# WHAT THIS TASK INVOLVES
Return all of the entries exactly as written.

# INPUT FOR THIS TASK
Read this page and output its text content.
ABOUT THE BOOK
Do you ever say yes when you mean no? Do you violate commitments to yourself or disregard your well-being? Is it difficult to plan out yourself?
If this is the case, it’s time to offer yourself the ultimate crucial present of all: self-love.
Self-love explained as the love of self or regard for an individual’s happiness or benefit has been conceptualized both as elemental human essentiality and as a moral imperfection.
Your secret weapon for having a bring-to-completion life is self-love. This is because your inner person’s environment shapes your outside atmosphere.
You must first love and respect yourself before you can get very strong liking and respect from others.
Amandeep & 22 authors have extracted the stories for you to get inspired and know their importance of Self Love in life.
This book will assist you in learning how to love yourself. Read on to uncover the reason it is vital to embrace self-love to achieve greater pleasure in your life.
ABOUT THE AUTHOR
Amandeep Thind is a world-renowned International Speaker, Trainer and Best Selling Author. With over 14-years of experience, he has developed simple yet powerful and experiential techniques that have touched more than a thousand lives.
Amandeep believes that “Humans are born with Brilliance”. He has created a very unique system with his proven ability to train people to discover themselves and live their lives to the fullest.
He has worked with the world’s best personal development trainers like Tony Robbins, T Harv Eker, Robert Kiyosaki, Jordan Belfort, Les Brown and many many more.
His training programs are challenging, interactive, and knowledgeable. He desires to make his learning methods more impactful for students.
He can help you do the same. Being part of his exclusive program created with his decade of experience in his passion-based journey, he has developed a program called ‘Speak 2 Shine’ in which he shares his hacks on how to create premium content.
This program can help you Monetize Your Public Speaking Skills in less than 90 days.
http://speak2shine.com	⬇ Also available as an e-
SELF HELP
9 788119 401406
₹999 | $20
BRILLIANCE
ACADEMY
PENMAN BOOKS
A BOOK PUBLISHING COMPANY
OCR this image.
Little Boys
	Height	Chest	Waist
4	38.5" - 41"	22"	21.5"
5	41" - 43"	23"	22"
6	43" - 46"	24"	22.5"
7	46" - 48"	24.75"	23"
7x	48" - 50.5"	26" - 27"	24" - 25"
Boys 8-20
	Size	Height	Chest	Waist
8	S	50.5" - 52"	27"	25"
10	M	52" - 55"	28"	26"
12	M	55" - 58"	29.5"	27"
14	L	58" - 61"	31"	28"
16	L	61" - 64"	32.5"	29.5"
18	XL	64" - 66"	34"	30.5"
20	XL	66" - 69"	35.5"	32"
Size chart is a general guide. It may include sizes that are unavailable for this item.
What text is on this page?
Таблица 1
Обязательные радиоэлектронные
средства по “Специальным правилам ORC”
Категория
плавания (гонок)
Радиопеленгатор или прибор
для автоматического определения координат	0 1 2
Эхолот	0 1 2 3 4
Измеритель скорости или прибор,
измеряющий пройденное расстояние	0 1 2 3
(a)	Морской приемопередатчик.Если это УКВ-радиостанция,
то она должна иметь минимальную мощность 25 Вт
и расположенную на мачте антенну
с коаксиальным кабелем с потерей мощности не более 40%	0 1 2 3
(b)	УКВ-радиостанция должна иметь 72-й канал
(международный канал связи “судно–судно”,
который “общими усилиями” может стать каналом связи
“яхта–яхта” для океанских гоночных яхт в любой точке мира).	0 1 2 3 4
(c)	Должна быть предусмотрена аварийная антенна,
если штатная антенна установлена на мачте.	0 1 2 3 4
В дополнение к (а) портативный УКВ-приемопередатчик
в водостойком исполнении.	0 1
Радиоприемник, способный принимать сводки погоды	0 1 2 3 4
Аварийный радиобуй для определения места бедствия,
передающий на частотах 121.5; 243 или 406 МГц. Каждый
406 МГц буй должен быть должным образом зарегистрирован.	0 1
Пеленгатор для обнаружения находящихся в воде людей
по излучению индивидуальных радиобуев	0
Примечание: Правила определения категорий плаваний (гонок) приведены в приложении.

# COMPLETE RESPONSE
Read this page and output its text content.
ABOUT THE BOOK
Do you ever say yes when you mean no? Do you violate commitments to yourself or disregard your well-being? Is it difficult to plan out yourself?
If this is the case, it’s time to offer yourself the ultimate crucial present of all: self-love.
Self-love explained as the love of self or regard for an individual’s happiness or benefit has been conceptualized both as elemental human essentiality and as a moral imperfection.
Your secret weapon for having a bring-to-completion life is self-love. This is because your inner person’s environment shapes your outside atmosphere.
You must first love and respect yourself before you can get very strong liking and respect from others.
Amandeep & 22 authors have extracted the stories for you to get inspired and know their importance of Self Love in life.
This book will assist you in learning how to love yourself. Read on to uncover the reason it is vital to embrace self-love to achieve greater pleasure in your life.
ABOUT THE AUTHOR
Amandeep Thind is a world-renowned International Speaker, Trainer and Best Selling Author. With over 14-years of experience, he has developed simple yet powerful and experiential techniques that have touched more than a thousand lives.
Amandeep believes that “Humans are born with Brilliance”. He has created a very unique system with his proven ability to train people to discover themselves and live their lives to the fullest.
He has worked with the world’s best personal development trainers like Tony Robbins, T Harv Eker, Robert Kiyosaki, Jordan Belfort, Les Brown and many many more.
His training programs are challenging, interactive, and knowledgeable. He desires to make his learning methods more impactful for students.
He can help you do the same. Being part of his exclusive program created with his decade of experience in his passion-based journey, he has developed a program called ‘Speak 2 Shine’ in which he shares his hacks on how to create premium content.
This program can help you Monetize Your Public Speaking Skills in less than 90 days.
http://speak2shine.com	⬇ Also available as an e-
SELF HELP
9 788119 401406
₹999 | $20
BRILLIANCE
ACADEMY
PENMAN BOOKS
A BOOK PUBLISHING COMPANY
OCR this image.
Little Boys
	Height	Chest	Waist
4	38.5" - 41"	22"	21.5"
5	41" - 43"	23"	22"
6	43" - 46"	24"	22.5"
7	46" - 48"	24.75"	23"
7x	48" - 50.5"	26" - 27"	24" - 25"
Boys 8-20
	Size	Height	Chest	Waist
8	S	50.5" - 52"	27"	25"
10	M	52" - 55"	28"	26"
12	M	55" - 58"	29.5"	27"
14	L	58" - 61"	31"	28"
16	L	61" - 64"	32.5"	29.5"
18	XL	64" - 66"	34"	30.5"
20	XL	66" - 69"	35.5"	32"
Size chart is a general guide. It may include sizes that are unavailable for this item.
What text is on this page?
Таблица 1
Обязательные радиоэлектронные
средства по “Специальным правилам ORC”
Категория
плавания (гонок)
Радиопеленгатор или прибор
для автоматического определения координат	0 1 2
Эхолот	0 1 2 3 4
Измеритель скорости или прибор,
измеряющий пройденное расстояние	0 1 2 3
(a)	Морской приемопередатчик.Если это УКВ-радиостанция,
то она должна иметь минимальную мощность 25 Вт
и расположенную на мачте антенну
с коаксиальным кабелем с потерей мощности не более 40%	0 1 2 3
(b)	УКВ-радиостанция должна иметь 72-й канал
(международный канал связи “судно–судно”,
который “общими усилиями” может стать каналом связи
“яхта–яхта” для океанских гоночных яхт в любой точке мира).	0 1 2 3 4
(c)	Должна быть предусмотрена аварийная антенна,
если штатная антенна установлена на мачте.	0 1 2 3 4
В дополнение к (а) портативный УКВ-приемопередатчик
в водостойком исполнении.	0 1
Радиоприемник, способный принимать сводки погоды	0 1 2 3 4
Аварийный радиобуй для определения места бедствия,
передающий на частотах 121.5; 243 или 406 МГц. Каждый
406 МГц буй должен быть должным образом зарегистрирован.	0 1
Пеленгатор для обнаружения находящихся в воде людей
по излучению индивидуальных радиобуев	0
Примечание: Правила определения категорий плаваний (гонок) приведены в приложении.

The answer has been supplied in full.